Work required: Make a tally of the lines in the records that include the string "observed", and give only that number.

Information provided:
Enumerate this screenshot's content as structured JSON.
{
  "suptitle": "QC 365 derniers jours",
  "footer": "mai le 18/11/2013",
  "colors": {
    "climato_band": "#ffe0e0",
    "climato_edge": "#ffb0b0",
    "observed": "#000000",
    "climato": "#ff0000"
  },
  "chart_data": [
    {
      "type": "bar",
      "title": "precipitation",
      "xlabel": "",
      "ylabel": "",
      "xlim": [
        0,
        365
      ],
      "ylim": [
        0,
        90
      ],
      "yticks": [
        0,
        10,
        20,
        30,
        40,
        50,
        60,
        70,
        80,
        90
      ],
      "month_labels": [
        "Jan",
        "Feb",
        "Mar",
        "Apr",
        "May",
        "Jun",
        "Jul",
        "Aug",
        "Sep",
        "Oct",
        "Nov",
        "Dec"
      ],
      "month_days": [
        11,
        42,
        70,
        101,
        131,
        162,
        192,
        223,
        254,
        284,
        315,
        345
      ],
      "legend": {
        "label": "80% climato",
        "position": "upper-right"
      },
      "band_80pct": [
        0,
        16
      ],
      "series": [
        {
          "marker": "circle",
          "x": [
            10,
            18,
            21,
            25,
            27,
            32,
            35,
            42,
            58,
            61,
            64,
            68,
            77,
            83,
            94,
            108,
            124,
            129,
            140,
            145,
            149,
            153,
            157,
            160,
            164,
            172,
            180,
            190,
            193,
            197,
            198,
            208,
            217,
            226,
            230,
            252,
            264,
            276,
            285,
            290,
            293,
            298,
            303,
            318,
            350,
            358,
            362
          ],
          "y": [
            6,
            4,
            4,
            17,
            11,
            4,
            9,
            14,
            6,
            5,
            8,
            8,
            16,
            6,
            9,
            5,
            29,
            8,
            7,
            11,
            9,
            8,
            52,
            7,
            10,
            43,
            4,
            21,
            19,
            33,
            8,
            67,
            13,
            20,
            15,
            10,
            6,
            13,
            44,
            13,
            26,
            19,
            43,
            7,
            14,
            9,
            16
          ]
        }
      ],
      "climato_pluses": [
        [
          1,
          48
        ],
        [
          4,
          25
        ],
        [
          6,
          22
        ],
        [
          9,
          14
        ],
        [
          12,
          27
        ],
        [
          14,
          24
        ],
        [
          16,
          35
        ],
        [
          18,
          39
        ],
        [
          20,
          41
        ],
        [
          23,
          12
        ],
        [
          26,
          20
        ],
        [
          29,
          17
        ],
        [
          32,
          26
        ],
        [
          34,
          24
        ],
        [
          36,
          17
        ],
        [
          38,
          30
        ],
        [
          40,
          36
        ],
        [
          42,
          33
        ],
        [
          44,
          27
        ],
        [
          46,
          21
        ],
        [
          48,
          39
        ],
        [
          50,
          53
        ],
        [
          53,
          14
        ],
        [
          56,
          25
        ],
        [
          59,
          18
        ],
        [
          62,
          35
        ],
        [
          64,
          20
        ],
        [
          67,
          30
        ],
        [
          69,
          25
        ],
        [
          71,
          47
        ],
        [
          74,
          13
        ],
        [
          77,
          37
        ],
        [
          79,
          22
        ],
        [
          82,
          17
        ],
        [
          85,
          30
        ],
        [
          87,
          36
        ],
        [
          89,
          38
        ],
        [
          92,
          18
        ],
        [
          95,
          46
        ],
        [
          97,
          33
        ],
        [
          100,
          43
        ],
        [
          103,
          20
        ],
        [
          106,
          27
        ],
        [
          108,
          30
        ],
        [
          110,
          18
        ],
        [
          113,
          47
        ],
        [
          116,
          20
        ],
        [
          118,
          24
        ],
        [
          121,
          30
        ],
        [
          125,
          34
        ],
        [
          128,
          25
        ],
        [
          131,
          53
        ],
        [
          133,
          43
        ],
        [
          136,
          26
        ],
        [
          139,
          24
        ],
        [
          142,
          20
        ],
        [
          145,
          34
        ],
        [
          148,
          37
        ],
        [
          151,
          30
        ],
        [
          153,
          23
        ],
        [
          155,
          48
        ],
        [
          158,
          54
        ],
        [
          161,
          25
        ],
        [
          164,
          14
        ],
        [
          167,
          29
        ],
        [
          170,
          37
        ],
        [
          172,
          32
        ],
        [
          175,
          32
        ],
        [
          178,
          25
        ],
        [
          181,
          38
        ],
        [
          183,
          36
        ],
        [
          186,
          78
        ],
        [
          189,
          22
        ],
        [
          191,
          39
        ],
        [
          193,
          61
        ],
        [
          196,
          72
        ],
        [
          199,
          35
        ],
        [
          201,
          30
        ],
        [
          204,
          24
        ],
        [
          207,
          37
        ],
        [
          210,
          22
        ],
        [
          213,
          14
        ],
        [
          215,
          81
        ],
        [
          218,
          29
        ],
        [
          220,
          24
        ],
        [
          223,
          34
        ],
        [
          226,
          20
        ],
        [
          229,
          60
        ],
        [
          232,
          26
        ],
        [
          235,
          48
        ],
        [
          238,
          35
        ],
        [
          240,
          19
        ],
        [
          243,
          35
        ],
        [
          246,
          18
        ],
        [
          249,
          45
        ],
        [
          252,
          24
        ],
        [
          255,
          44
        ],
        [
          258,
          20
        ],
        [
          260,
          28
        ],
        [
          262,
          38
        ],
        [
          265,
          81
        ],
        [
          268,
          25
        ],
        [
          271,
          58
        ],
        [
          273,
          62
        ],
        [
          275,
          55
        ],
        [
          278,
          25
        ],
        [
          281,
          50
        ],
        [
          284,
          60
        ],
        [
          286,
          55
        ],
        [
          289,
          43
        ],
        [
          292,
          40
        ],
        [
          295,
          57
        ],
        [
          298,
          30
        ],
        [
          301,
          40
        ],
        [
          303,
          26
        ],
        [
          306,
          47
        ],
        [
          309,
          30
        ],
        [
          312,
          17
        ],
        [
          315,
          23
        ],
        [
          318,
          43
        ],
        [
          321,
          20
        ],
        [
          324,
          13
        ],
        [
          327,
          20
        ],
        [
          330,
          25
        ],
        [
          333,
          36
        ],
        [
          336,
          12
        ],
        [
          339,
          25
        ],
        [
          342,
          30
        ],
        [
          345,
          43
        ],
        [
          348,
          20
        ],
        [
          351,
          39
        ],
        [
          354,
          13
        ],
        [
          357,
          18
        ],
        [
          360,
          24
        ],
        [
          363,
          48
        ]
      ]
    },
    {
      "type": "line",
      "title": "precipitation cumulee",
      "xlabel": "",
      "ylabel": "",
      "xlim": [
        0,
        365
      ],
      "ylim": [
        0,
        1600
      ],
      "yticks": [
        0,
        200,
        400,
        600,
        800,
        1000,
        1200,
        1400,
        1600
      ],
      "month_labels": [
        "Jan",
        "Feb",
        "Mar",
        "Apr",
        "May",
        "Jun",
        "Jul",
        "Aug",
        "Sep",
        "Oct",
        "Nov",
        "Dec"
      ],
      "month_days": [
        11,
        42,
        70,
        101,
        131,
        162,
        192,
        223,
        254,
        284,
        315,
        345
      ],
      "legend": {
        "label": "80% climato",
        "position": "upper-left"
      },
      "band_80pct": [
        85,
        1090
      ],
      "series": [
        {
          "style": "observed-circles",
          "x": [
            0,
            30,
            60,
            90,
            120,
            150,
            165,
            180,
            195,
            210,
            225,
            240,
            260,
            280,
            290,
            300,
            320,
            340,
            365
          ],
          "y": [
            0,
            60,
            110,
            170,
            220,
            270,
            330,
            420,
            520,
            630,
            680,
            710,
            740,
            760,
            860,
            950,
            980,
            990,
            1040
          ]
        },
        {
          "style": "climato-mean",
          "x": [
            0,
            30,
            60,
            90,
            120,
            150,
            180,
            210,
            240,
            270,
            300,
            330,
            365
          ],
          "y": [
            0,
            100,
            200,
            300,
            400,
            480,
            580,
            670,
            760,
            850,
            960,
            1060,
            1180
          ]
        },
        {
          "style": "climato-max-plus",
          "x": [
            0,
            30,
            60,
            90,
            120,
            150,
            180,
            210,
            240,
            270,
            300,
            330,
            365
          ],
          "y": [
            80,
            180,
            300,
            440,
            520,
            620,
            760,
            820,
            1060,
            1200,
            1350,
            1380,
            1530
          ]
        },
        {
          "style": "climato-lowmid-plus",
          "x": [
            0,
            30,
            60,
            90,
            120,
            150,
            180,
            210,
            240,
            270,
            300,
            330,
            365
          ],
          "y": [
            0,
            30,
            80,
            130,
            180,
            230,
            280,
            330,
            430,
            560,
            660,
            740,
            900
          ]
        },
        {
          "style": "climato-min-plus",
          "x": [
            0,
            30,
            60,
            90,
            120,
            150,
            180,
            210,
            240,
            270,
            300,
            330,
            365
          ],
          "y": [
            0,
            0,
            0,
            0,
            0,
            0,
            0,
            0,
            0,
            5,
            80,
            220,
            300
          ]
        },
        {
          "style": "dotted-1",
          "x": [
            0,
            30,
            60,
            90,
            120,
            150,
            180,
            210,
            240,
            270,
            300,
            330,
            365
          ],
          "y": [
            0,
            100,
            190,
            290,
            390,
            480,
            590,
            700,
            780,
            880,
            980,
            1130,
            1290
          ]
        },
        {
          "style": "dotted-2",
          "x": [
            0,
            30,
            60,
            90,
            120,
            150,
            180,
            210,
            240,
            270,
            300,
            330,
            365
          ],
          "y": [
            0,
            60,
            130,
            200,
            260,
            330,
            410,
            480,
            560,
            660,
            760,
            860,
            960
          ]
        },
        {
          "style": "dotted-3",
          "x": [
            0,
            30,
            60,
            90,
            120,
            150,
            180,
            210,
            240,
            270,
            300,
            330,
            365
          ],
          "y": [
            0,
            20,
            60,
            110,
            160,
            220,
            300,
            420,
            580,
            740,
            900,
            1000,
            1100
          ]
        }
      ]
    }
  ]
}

Right answer: 2